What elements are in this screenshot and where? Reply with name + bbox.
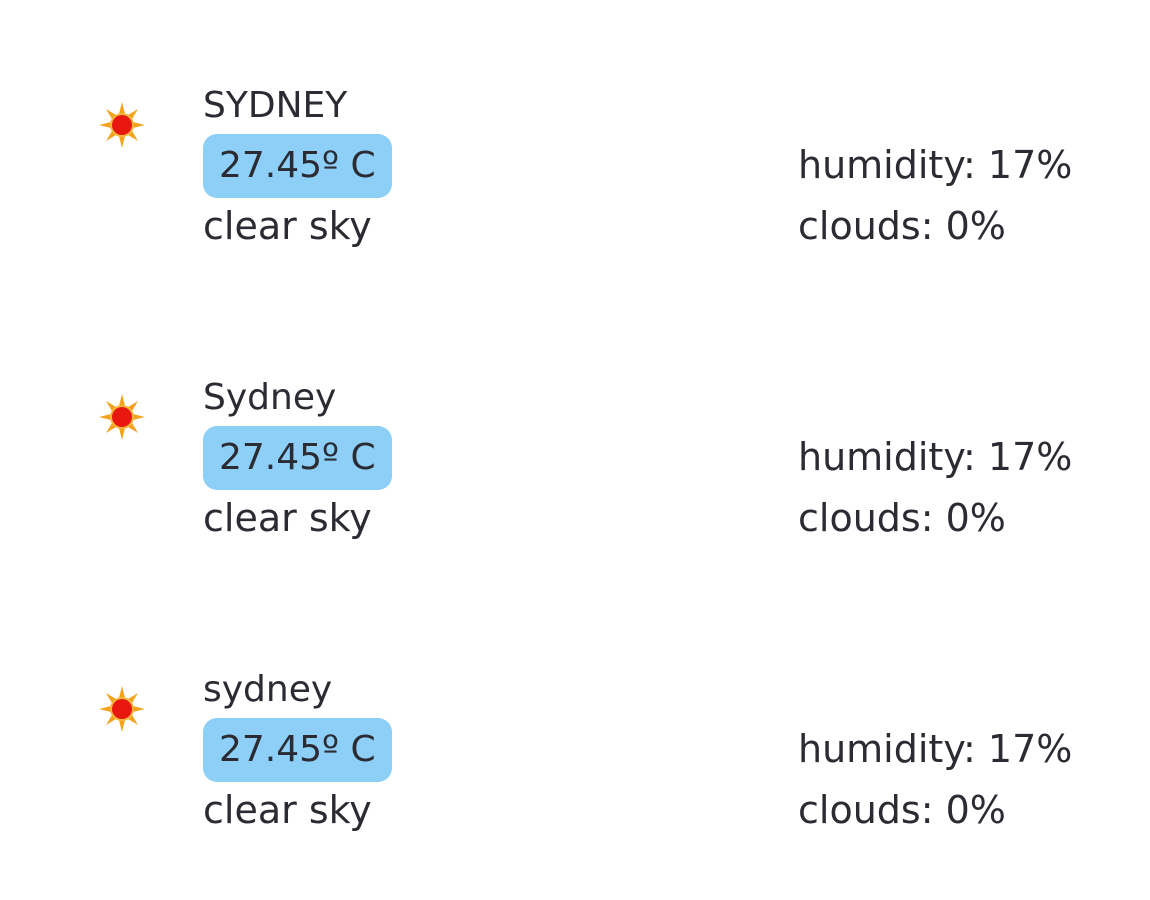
weather-description: clear sky: [203, 204, 372, 248]
humidity-text: humidity: 17%: [798, 143, 1073, 187]
weather-description: clear sky: [203, 788, 372, 832]
weather-card-sydney-title: Sydney 27.45º C clear sky humidity: 17% …: [0, 372, 1150, 552]
weather-card-sydney-lower: sydney 27.45º C clear sky humidity: 17% …: [0, 664, 1150, 844]
temperature-badge: 27.45º C: [203, 718, 392, 782]
weather-list: SYDNEY 27.45º C clear sky humidity: 17% …: [0, 0, 1150, 900]
sun-icon: [97, 684, 147, 734]
city-name: sydney: [203, 669, 333, 710]
clouds-text: clouds: 0%: [798, 496, 1006, 540]
weather-description: clear sky: [203, 496, 372, 540]
temperature-badge: 27.45º C: [203, 134, 392, 198]
clouds-text: clouds: 0%: [798, 788, 1006, 832]
weather-card-sydney-upper: SYDNEY 27.45º C clear sky humidity: 17% …: [0, 80, 1150, 260]
sun-icon: [97, 392, 147, 442]
humidity-text: humidity: 17%: [798, 435, 1073, 479]
sun-icon: [97, 100, 147, 150]
city-name: Sydney: [203, 377, 337, 418]
city-name: SYDNEY: [203, 85, 348, 126]
humidity-text: humidity: 17%: [798, 727, 1073, 771]
clouds-text: clouds: 0%: [798, 204, 1006, 248]
temperature-badge: 27.45º C: [203, 426, 392, 490]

####

STATED EXERCISE: Swap "clear sky" for "scattered clouds" everywhere it appears in the records above, and give all the lines again with nothing else changed. Leave the pictures out.

ANSWER FOR THIS EXERCISE:
What elements are in this screenshot and where? Reply with name + bbox.
weather-description: scattered clouds: [203, 204, 372, 248]
humidity-text: humidity: 17%: [798, 143, 1073, 187]
weather-description: scattered clouds: [203, 788, 372, 832]
weather-card-sydney-title: Sydney 27.45º C scattered clouds humidity: 17% …: [0, 372, 1150, 552]
weather-card-sydney-lower: sydney 27.45º C scattered clouds humidity: 17% …: [0, 664, 1150, 844]
temperature-badge: 27.45º C: [203, 718, 392, 782]
weather-list: SYDNEY 27.45º C scattered clouds humidity: 17% …: [0, 0, 1150, 900]
sun-icon: [97, 684, 147, 734]
city-name: sydney: [203, 669, 333, 710]
clouds-text: clouds: 0%: [798, 496, 1006, 540]
weather-description: scattered clouds: [203, 496, 372, 540]
temperature-badge: 27.45º C: [203, 134, 392, 198]
clouds-text: clouds: 0%: [798, 788, 1006, 832]
weather-card-sydney-upper: SYDNEY 27.45º C scattered clouds humidity: 17% …: [0, 80, 1150, 260]
sun-icon: [97, 392, 147, 442]
humidity-text: humidity: 17%: [798, 435, 1073, 479]
sun-icon: [97, 100, 147, 150]
city-name: Sydney: [203, 377, 337, 418]
city-name: SYDNEY: [203, 85, 348, 126]
humidity-text: humidity: 17%: [798, 727, 1073, 771]
clouds-text: clouds: 0%: [798, 204, 1006, 248]
temperature-badge: 27.45º C: [203, 426, 392, 490]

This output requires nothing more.